SUPPLIED MATERIAL start

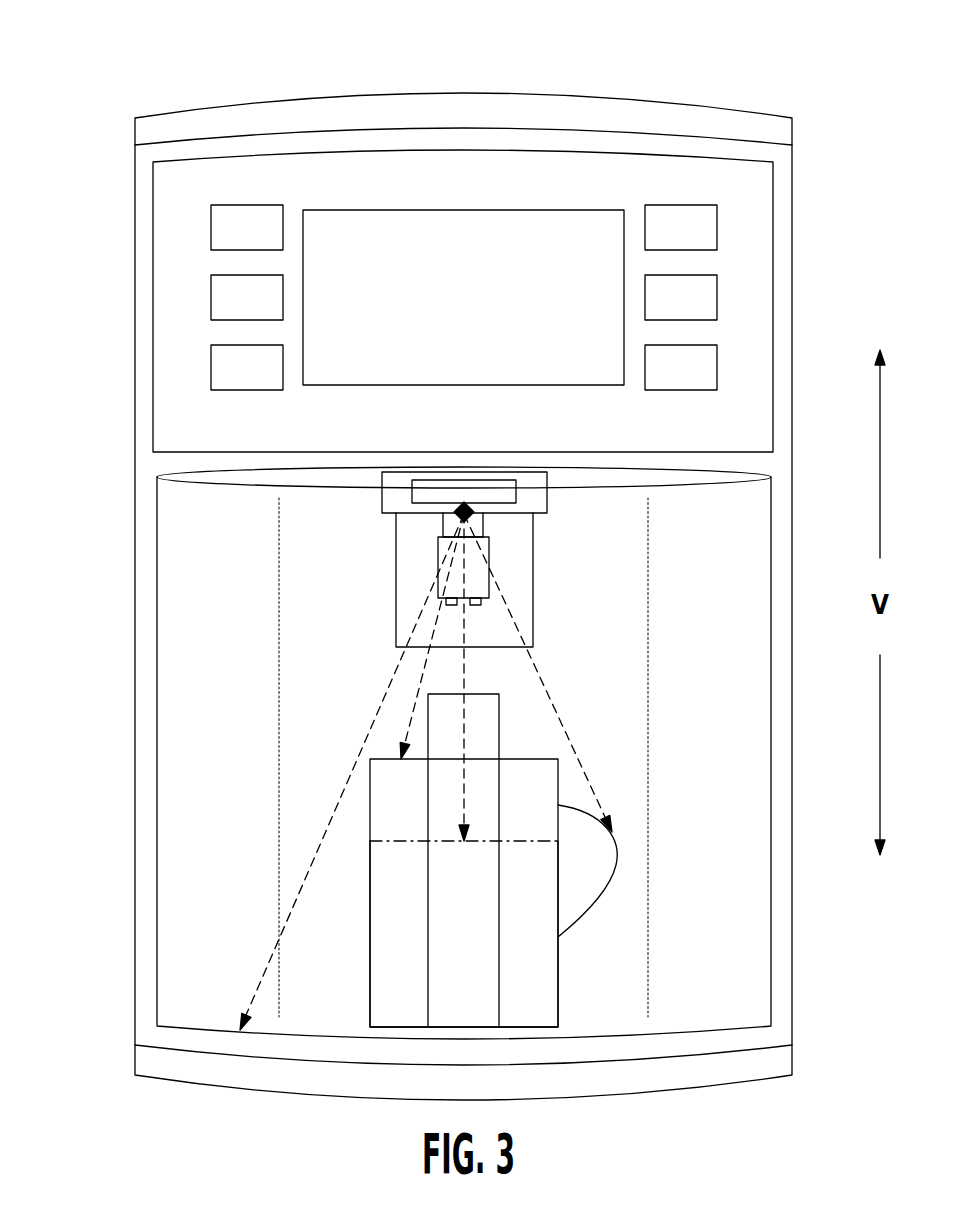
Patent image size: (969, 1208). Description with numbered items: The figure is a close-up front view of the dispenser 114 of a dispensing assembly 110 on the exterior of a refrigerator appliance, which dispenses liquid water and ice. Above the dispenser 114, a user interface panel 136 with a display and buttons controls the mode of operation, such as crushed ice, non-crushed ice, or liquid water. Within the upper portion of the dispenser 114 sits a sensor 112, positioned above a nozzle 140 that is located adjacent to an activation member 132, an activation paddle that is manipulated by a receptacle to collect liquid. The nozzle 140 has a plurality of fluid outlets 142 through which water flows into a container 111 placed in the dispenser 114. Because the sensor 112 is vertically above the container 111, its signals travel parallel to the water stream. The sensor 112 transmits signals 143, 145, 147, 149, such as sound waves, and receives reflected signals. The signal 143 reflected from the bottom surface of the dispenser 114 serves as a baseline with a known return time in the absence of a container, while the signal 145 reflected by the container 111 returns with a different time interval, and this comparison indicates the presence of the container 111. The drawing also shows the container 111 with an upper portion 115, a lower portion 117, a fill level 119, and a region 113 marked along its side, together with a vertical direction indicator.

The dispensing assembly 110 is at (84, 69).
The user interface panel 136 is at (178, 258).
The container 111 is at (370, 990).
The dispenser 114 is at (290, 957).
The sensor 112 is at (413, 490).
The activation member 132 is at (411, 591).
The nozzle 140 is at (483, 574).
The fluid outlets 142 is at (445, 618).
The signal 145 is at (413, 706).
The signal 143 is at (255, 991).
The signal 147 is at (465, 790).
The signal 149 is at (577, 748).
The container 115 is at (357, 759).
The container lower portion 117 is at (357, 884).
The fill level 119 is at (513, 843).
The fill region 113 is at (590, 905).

SUPPLIED MATERIAL end

Write out every line of the listing above word for word, leaving out the pictures.

RESULT FOR THIS TASK —
Patent image size: (969, 1208). Description with numbered items: The figure is a close-up front view of the dispenser 114 of a dispensing assembly 110 on the exterior of a refrigerator appliance, which dispenses liquid water and ice. Above the dispenser 114, a user interface panel 136 with a display and buttons controls the mode of operation, such as crushed ice, non-crushed ice, or liquid water. Within the upper portion of the dispenser 114 sits a sensor 112, positioned above a nozzle 140 that is located adjacent to an activation member 132, an activation paddle that is manipulated by a receptacle to collect liquid. The nozzle 140 has a plurality of fluid outlets 142 through which water flows into a container 111 placed in the dispenser 114. Because the sensor 112 is vertically above the container 111, its signals travel parallel to the water stream. The sensor 112 transmits signals 143, 145, 147, 149, such as sound waves, and receives reflected signals. The signal 143 reflected from the bottom surface of the dispenser 114 serves as a baseline with a known return time in the absence of a container, while the signal 145 reflected by the container 111 returns with a different time interval, and this comparison indicates the presence of the container 111. The drawing also shows the container 111 with an upper portion 115, a lower portion 117, a fill level 119, and a region 113 marked along its side, together with a vertical direction indicator.

The dispensing assembly 110 is at (84, 69).
The user interface panel 136 is at (178, 258).
The container 111 is at (370, 990).
The dispenser 114 is at (290, 957).
The sensor 112 is at (413, 490).
The activation member 132 is at (411, 591).
The nozzle 140 is at (483, 574).
The fluid outlets 142 is at (445, 618).
The signal 145 is at (413, 706).
The signal 143 is at (255, 991).
The signal 147 is at (465, 790).
The signal 149 is at (577, 748).
The container 115 is at (357, 759).
The container lower portion 117 is at (357, 884).
The fill level 119 is at (513, 843).
The fill region 113 is at (590, 905).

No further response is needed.